[PASSAGE]:
Zero-Shot Artifact2Artifact: Self-incentive artifact removal for photoacoustic imaging without any data
Shuang Li, Qian Chen, Chulhong Kim, Seongwook Choi, Yibing Wang, Yu Zhang, Changhui Li
TL;DR
This work tackles reconstruction artifacts in 3D photoacoustic imaging caused by sparse, angle-limited detectors by introducing Zero-Shot Artifact2Artifact (ZS-A2A), a zero-shot self-supervised framework that learns artifact patterns through randomized perturbations of the input data. A two-subset perturbation strategy paired with a lightweight CNN $g_{\theta}$ predicts and subtracts artifacts by minimizing a symmetric residual loss and a consistency loss, with final artifact-free reconstruction given by ${clean} = {recon} - g_{\tilde{\theta}}({recon})$. Across simulations and in vivo rat studies, ZS-A2A achieves state-of-the-art performance among zero-shot methods, significantly improves CNR (e.g., rat liver ${17.48} \rightarrow {43.46}$ and kidney ${21.56} \rightarrow {46.31}$), and runs efficiently (${\approx}$8 s per slice and ${\approx}$25 min for full 3D on high-end GPUs). The approach eliminates the need for external training data and prior artifact knowledge, offering a practical and scalable solution for improving 3D PAI quality and potentially extending to other imaging modalities.

[WHAT YOU NEED TO DO]: According to the summary above, what kind of network does ZS-A2A use to predict and subtract artifacts?

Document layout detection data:
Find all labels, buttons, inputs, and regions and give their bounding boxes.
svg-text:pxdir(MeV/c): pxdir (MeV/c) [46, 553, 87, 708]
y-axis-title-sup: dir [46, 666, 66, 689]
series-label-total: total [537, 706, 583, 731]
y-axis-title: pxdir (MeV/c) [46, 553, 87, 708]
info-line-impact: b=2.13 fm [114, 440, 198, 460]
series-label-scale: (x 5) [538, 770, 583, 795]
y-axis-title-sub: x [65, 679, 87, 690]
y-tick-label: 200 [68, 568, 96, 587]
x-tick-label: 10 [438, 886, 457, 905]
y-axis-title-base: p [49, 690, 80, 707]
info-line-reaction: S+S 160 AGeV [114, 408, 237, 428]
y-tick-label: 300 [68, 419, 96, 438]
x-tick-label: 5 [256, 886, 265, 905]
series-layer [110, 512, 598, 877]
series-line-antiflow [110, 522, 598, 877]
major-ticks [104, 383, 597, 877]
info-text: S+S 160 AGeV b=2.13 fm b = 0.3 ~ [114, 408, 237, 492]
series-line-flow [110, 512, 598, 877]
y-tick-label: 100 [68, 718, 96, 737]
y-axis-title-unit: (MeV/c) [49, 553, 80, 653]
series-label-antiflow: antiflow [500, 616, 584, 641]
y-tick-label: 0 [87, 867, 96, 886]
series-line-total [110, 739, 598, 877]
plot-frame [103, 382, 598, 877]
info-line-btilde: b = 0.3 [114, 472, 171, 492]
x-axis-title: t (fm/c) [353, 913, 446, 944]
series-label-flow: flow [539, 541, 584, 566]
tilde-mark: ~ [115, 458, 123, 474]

[SOLUTION TO THIS PROBLEM]: A lightweight CNN.